◆ EXERCISE ◆
Copy out all lines that hold "当前恒生指数估值已经处于历史极低水平".
## begin INPUT FOR THIS TASK
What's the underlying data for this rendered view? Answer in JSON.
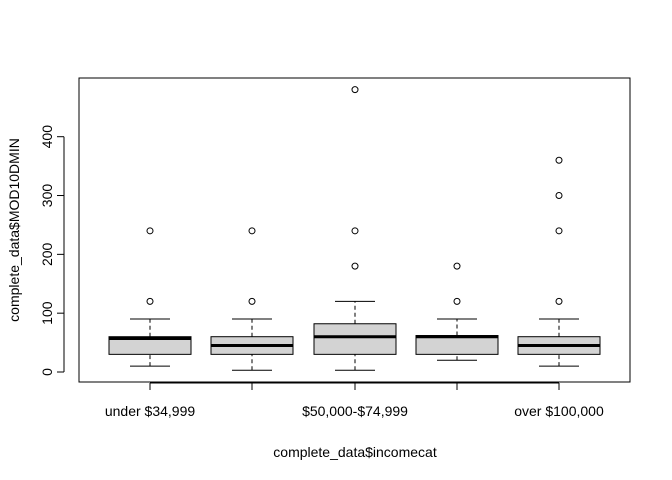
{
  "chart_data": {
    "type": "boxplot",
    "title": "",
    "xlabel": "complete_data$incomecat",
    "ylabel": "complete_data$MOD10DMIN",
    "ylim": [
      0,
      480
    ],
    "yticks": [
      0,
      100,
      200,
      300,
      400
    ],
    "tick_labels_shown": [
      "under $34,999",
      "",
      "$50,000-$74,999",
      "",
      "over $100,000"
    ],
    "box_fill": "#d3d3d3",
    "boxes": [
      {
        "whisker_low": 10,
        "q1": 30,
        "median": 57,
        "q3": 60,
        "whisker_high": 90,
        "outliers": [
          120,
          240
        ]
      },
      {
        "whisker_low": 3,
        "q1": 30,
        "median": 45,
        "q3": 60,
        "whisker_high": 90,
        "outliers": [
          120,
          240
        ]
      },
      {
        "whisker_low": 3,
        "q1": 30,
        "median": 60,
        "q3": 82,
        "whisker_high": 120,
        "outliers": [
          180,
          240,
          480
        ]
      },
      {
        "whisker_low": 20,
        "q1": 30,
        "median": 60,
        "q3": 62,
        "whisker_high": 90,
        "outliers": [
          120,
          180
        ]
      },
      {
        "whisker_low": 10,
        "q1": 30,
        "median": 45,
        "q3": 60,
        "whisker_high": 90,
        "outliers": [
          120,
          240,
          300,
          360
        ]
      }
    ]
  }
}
## end INPUT FOR THIS TASK
## begin INPUT FOR THIS TASK
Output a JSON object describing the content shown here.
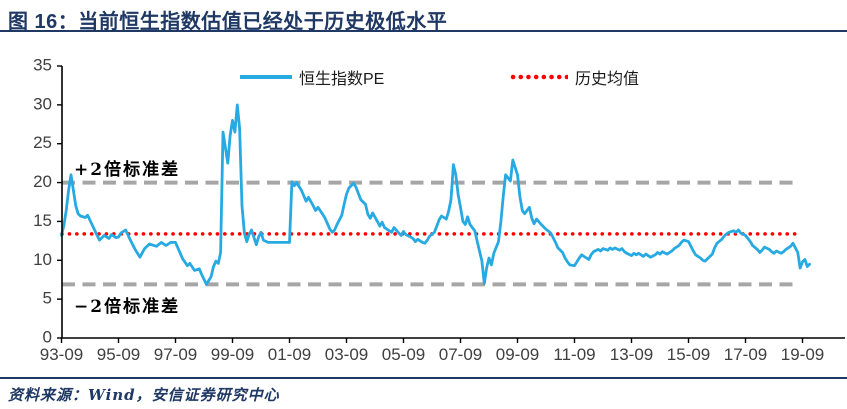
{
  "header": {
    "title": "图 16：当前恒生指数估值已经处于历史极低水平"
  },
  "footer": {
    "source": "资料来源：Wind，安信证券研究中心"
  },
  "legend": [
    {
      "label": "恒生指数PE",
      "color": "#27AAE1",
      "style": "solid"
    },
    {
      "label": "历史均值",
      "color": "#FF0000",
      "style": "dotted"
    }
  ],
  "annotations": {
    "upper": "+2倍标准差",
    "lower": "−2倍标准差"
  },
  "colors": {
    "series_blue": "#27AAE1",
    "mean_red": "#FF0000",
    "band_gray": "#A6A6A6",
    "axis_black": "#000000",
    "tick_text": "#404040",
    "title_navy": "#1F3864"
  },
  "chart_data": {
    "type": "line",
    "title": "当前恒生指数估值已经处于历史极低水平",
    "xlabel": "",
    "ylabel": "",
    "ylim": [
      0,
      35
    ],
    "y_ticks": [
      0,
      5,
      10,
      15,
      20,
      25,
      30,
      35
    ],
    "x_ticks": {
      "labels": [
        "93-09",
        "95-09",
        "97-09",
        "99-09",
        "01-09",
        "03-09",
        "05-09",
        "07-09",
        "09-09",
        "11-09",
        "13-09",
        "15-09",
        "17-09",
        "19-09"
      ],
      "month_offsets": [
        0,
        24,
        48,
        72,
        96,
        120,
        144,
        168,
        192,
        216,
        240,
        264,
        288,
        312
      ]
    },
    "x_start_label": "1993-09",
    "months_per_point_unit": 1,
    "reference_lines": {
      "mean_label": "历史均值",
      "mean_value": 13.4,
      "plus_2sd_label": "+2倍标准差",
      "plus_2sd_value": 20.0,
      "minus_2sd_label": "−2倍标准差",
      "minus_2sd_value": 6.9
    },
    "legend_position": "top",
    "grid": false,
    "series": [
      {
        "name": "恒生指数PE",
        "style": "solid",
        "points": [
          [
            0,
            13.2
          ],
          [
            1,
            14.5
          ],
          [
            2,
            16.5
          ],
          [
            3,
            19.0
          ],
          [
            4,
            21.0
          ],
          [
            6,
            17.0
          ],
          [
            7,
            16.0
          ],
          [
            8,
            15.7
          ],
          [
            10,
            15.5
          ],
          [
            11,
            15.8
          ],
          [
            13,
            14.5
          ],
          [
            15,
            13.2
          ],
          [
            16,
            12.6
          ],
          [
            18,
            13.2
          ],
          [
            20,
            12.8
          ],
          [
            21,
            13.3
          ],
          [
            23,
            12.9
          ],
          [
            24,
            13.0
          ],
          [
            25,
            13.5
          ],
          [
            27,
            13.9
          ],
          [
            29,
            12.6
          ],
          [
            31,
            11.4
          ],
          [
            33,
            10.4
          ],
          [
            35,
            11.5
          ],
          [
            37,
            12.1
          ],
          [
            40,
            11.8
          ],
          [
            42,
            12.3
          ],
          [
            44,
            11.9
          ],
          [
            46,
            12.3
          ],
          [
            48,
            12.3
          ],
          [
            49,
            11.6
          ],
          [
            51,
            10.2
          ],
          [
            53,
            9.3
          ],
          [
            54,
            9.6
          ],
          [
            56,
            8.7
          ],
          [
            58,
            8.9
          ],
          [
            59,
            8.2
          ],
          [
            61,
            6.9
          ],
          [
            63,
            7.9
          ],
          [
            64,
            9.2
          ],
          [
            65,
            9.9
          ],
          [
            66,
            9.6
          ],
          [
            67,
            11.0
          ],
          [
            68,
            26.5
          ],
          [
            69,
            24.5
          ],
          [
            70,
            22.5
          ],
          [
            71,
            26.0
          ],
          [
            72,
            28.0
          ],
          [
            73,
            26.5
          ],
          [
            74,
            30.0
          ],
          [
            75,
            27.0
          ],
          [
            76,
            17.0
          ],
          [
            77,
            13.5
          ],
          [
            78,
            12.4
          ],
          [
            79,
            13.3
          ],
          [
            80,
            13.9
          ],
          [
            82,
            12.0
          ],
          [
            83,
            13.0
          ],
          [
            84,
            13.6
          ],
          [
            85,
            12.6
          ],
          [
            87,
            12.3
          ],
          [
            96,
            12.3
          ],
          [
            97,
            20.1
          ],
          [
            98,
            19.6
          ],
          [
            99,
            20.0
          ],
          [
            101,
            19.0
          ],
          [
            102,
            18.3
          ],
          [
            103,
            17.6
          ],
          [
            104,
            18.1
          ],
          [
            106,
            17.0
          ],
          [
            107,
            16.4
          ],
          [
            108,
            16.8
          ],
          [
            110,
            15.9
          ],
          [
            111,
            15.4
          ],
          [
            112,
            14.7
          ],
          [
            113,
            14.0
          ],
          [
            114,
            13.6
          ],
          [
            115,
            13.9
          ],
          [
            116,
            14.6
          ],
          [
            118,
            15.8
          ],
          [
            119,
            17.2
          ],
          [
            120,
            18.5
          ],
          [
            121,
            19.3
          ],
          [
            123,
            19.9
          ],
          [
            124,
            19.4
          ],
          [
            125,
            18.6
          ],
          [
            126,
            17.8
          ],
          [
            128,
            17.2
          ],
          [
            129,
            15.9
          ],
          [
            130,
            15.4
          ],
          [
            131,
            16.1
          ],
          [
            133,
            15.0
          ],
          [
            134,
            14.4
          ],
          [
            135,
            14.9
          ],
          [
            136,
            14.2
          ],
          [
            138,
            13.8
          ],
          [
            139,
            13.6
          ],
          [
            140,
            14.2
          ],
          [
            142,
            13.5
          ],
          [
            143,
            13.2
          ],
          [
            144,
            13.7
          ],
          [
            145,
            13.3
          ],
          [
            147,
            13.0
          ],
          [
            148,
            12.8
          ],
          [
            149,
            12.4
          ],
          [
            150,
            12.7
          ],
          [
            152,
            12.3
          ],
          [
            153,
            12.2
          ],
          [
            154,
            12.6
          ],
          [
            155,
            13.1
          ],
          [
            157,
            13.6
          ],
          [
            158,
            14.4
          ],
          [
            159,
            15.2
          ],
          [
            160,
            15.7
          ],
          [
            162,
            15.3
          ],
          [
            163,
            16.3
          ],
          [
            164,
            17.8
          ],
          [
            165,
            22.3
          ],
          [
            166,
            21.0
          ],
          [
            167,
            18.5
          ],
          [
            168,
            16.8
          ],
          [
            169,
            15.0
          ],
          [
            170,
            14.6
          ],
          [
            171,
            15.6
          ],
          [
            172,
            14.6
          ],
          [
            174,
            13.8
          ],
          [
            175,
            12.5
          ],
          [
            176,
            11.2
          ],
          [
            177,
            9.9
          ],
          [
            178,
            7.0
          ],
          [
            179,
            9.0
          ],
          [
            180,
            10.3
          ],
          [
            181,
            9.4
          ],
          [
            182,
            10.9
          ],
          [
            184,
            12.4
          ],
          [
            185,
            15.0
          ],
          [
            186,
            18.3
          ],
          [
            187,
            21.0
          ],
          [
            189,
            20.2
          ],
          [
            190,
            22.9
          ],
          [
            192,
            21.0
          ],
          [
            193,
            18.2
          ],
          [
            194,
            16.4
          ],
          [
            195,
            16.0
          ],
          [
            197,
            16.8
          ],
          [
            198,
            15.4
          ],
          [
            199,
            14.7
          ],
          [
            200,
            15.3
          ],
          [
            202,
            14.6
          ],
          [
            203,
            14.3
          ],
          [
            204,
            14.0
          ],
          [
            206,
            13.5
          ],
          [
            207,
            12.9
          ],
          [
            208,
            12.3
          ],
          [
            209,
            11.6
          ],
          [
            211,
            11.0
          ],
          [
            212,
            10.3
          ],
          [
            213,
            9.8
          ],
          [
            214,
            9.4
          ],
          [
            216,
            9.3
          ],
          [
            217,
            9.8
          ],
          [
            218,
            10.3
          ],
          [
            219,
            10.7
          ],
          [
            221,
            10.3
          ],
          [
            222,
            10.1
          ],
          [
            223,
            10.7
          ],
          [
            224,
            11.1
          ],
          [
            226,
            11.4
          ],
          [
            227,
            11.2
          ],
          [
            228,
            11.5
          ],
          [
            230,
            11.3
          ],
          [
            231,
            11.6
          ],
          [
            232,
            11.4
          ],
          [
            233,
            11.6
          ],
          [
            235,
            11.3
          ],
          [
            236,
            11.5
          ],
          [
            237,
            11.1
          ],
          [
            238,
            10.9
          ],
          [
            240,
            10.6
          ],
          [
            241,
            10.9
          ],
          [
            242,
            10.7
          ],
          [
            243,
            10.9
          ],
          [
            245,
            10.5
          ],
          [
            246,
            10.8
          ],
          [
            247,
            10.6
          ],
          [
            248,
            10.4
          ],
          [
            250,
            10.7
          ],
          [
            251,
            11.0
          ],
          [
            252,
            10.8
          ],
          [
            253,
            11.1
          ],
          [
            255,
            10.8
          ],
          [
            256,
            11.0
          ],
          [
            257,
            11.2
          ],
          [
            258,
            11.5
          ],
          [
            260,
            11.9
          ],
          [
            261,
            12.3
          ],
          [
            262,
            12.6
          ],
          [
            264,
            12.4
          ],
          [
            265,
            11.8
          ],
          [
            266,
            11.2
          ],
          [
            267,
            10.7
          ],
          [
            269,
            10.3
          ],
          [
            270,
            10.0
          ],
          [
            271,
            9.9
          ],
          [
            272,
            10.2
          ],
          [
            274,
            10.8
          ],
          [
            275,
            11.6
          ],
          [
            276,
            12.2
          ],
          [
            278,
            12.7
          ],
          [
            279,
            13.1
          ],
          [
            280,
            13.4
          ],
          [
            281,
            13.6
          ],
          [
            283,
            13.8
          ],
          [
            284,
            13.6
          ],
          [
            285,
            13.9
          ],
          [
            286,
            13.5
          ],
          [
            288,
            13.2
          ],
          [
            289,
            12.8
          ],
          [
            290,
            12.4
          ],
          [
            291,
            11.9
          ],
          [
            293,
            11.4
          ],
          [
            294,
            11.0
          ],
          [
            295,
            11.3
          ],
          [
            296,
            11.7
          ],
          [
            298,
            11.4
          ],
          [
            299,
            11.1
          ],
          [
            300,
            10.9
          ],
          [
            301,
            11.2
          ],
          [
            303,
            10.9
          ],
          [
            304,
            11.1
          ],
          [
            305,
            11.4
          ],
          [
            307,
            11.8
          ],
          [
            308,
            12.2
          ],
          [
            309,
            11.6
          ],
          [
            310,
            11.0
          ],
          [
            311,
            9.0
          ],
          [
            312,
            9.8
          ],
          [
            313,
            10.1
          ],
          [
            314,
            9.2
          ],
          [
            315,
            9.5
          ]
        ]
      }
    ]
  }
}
## end INPUT FOR THIS TASK
◆ RESPONSE TO THE TASK ◆
    "title": "图 16：当前恒生指数估值已经处于历史极低水平"
    "title": "当前恒生指数估值已经处于历史极低水平",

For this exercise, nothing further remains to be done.